• **GOAL**
Tally all lines containing the word "text". Give the number alone.

### DATA PROVIDED

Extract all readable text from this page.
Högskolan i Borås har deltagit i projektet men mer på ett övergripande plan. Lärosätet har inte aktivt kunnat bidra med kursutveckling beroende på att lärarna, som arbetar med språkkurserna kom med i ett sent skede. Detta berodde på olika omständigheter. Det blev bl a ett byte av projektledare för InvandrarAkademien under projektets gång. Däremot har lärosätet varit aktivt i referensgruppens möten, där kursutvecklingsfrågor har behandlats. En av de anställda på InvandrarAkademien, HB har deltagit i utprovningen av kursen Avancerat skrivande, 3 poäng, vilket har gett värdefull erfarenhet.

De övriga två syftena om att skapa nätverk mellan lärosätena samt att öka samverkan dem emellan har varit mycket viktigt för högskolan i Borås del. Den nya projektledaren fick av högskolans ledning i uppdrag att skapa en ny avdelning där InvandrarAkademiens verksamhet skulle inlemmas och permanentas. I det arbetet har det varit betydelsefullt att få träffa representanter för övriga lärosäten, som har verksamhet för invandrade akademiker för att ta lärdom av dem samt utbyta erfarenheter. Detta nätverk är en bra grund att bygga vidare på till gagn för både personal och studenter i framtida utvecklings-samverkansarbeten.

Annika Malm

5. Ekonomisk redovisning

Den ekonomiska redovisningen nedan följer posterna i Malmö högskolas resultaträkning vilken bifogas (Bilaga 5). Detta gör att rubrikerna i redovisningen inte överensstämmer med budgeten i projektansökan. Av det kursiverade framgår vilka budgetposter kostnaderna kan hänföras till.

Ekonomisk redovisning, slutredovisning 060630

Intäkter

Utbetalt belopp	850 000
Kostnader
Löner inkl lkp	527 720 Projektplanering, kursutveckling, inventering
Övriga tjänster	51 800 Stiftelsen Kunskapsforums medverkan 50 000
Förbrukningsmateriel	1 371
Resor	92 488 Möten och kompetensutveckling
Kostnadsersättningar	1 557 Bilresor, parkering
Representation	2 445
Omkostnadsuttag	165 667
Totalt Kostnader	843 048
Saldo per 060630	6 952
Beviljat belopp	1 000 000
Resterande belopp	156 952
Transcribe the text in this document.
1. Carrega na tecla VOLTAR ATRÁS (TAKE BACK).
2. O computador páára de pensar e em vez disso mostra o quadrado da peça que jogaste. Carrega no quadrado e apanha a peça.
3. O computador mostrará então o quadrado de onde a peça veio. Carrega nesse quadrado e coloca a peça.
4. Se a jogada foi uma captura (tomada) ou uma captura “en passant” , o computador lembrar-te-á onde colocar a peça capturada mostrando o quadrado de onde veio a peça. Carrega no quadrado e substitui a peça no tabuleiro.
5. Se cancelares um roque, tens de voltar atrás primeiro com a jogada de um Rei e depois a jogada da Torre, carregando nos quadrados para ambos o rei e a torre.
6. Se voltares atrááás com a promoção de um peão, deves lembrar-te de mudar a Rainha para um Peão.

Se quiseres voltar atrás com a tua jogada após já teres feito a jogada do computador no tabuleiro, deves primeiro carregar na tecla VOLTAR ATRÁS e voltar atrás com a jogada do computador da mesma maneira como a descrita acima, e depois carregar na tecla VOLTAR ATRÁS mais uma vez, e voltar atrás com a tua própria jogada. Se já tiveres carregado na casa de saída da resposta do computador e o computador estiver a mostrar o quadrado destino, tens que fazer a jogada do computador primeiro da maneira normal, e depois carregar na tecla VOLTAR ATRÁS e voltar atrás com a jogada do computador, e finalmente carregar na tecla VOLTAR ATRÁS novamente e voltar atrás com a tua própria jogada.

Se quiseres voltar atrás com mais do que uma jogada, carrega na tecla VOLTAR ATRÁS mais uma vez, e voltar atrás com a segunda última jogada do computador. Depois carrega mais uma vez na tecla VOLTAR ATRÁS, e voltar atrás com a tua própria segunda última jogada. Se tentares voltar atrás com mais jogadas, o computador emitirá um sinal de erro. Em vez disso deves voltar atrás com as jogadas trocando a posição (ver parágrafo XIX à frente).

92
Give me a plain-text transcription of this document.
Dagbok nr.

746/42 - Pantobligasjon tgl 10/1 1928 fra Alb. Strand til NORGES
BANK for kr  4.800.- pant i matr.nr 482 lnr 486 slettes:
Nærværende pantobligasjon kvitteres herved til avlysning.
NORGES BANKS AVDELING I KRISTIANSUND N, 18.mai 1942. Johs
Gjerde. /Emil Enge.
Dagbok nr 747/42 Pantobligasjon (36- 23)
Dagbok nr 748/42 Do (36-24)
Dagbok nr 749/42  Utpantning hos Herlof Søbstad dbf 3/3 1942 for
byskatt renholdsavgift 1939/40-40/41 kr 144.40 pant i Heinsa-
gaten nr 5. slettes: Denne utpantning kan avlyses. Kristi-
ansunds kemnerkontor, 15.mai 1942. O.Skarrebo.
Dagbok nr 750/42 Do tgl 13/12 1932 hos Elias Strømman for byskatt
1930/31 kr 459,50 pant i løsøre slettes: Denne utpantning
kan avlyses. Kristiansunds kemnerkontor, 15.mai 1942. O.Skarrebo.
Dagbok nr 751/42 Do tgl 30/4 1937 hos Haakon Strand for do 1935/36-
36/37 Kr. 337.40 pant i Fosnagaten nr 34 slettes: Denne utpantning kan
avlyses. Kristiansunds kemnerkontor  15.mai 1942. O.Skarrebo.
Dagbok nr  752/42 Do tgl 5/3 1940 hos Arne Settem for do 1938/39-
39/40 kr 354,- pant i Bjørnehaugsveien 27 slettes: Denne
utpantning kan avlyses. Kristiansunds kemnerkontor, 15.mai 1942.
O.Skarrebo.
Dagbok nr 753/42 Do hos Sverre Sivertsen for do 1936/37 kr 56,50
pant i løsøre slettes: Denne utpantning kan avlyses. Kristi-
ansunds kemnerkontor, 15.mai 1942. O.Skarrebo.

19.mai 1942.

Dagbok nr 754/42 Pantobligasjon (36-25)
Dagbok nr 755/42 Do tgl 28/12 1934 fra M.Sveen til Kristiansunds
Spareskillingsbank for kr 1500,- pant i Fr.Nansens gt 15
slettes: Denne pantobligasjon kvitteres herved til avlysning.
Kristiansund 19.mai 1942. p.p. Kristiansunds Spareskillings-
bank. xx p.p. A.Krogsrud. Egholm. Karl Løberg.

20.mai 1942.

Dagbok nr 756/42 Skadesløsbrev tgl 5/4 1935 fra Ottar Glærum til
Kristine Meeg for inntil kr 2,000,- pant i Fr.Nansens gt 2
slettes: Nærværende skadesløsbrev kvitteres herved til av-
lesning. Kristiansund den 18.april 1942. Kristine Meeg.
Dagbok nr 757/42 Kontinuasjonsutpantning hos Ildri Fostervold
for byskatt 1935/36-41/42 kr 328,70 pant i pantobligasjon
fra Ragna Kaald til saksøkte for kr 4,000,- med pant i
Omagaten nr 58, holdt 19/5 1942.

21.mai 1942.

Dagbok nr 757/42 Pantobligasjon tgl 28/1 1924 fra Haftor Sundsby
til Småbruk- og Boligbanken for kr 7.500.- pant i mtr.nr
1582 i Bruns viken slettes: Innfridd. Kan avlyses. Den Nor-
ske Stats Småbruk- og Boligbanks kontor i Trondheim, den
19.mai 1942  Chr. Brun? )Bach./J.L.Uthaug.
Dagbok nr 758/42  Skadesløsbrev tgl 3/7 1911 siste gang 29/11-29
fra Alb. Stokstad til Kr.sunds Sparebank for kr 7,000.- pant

######

• **SOLUTION**
3